> _SET PROBLEM_
Wherever "Stop" appears in a line, copy that line.

> _PROVIDED INFORMATION_
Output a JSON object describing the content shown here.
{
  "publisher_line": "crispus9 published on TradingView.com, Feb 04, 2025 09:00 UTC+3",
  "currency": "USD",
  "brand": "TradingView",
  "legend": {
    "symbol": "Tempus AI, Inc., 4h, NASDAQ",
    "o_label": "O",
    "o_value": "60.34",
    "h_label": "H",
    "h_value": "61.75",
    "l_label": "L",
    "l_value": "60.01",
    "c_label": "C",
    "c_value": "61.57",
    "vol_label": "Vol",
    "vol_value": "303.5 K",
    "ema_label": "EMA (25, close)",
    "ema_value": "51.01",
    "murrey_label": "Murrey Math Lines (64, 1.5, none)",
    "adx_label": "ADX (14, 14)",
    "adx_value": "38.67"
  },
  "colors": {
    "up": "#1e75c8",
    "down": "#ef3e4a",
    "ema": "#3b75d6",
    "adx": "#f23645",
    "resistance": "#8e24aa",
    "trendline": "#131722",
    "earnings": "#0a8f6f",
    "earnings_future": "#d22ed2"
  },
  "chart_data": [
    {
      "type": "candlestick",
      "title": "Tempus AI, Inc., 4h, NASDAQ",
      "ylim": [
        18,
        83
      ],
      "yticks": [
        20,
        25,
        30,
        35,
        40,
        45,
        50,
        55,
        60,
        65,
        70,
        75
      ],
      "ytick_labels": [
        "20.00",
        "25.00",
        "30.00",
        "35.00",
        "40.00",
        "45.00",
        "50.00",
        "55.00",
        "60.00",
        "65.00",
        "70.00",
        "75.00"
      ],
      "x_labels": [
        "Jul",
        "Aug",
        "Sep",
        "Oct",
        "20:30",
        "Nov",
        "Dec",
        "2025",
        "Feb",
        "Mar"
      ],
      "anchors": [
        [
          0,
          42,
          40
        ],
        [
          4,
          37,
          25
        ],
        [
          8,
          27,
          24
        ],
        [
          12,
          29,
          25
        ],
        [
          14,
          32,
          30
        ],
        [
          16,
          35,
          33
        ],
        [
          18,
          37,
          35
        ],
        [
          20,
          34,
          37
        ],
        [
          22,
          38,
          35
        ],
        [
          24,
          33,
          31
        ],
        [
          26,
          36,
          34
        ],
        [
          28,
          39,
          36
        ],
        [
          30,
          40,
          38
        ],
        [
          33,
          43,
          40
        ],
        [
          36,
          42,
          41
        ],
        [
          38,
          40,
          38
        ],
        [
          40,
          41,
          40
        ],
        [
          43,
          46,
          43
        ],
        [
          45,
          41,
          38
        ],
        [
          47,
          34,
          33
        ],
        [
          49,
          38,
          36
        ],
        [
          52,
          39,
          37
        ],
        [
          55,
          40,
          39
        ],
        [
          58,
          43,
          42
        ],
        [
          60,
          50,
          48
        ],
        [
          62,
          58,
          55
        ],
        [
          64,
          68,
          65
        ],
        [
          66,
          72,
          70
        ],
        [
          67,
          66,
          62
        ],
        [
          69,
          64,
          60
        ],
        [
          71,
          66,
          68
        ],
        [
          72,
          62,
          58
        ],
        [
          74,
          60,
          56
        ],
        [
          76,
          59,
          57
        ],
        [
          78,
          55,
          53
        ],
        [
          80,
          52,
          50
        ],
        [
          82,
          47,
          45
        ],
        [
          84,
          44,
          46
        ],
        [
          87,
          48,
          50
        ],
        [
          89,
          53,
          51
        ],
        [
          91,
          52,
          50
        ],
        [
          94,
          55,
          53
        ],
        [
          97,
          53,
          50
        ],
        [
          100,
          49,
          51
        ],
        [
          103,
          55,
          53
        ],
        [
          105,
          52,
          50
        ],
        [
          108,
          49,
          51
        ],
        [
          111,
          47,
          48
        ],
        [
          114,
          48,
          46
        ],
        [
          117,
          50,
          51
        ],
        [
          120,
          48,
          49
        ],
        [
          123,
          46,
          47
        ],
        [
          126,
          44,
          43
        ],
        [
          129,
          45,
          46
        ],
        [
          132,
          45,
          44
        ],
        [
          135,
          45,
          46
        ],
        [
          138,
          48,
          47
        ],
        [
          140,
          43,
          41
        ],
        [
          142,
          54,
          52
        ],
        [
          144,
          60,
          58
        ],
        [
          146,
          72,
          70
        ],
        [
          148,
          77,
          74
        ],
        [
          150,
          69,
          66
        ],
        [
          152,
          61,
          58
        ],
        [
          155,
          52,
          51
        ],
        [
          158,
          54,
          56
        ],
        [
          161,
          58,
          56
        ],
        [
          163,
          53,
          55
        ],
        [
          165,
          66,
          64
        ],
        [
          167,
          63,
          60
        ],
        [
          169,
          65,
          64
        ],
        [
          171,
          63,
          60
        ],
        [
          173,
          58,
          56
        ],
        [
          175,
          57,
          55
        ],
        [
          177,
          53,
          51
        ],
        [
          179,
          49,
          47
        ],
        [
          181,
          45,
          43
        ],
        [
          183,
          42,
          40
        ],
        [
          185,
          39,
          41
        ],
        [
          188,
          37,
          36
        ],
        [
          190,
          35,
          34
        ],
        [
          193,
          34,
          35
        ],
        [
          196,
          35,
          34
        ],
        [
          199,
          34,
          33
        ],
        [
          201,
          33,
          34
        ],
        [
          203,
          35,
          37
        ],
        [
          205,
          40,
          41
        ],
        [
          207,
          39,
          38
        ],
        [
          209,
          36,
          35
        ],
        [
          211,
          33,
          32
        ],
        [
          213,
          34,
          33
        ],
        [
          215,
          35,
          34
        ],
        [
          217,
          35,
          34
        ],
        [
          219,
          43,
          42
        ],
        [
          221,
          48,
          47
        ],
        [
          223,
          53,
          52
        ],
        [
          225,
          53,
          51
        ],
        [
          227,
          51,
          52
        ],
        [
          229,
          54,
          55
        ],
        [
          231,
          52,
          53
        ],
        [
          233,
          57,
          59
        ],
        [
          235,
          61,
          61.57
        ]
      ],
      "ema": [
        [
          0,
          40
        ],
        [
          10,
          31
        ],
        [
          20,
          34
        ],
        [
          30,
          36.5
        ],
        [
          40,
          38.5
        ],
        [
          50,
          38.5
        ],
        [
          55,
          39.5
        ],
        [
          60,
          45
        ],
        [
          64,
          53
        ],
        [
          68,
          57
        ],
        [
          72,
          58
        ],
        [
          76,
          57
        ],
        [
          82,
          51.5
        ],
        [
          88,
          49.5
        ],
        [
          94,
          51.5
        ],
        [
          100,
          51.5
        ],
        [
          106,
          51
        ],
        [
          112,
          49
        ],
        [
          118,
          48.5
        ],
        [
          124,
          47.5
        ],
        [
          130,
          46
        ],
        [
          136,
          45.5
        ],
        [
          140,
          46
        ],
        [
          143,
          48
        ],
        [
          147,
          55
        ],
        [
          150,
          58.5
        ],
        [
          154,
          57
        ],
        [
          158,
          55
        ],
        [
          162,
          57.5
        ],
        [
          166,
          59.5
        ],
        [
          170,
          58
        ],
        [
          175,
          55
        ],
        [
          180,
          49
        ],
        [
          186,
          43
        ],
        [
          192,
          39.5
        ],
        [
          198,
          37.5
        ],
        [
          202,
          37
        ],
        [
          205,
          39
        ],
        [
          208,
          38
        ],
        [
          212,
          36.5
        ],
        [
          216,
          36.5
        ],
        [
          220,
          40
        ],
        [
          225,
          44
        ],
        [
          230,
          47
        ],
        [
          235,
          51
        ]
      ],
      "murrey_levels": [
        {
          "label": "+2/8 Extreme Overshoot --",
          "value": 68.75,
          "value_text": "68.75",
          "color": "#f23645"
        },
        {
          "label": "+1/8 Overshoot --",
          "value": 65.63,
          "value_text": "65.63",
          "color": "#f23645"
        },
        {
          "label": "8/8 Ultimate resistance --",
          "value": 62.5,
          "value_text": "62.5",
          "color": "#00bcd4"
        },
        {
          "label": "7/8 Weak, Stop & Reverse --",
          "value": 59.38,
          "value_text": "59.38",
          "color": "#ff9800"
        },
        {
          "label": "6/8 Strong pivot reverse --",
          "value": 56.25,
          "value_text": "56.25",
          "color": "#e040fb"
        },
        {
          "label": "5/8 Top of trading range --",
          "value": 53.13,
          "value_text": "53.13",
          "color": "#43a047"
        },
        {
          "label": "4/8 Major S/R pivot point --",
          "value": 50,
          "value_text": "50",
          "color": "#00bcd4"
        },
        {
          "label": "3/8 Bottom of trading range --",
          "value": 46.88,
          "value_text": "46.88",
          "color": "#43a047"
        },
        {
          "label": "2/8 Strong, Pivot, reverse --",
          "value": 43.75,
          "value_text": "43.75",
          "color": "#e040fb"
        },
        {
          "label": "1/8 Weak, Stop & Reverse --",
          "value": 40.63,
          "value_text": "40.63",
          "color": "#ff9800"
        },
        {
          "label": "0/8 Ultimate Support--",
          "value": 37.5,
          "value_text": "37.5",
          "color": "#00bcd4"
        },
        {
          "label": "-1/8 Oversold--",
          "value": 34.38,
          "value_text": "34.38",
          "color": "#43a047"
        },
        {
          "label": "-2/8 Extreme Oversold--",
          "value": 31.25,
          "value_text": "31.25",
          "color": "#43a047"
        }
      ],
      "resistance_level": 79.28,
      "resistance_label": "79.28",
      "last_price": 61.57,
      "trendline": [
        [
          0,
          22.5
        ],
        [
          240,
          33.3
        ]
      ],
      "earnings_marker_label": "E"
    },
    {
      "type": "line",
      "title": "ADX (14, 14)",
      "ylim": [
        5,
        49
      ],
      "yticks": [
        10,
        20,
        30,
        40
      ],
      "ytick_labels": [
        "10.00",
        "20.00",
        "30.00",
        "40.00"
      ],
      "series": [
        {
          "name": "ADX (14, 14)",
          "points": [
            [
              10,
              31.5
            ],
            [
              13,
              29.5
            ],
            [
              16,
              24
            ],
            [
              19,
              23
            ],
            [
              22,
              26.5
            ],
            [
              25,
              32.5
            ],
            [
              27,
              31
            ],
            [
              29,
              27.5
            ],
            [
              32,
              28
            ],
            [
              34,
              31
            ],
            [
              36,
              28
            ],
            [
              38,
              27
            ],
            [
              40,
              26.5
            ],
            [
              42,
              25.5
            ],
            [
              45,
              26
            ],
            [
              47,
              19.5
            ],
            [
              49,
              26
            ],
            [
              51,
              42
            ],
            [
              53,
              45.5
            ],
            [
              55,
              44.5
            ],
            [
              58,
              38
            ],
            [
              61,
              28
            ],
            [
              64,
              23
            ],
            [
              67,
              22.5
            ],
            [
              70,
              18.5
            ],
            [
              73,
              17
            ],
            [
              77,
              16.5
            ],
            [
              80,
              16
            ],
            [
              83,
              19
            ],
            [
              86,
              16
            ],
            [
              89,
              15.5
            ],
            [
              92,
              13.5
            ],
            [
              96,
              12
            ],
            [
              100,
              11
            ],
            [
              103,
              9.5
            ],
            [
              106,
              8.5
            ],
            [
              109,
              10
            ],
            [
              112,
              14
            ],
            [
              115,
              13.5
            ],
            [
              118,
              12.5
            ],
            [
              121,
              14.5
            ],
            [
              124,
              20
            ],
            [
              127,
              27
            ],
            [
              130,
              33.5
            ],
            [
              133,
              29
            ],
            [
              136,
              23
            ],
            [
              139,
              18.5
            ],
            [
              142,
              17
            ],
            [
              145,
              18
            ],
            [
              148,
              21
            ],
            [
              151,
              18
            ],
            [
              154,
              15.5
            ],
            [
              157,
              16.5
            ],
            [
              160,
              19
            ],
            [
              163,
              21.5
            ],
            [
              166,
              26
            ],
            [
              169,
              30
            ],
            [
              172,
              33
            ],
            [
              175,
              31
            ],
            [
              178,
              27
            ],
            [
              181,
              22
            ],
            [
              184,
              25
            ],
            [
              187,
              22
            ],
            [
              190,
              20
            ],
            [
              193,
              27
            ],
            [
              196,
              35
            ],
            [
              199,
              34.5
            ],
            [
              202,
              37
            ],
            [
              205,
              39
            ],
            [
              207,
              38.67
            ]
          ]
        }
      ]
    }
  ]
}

> _RESPONSE BELOW_
          "label": "7/8 Weak, Stop & Reverse --",
          "label": "1/8 Weak, Stop & Reverse --",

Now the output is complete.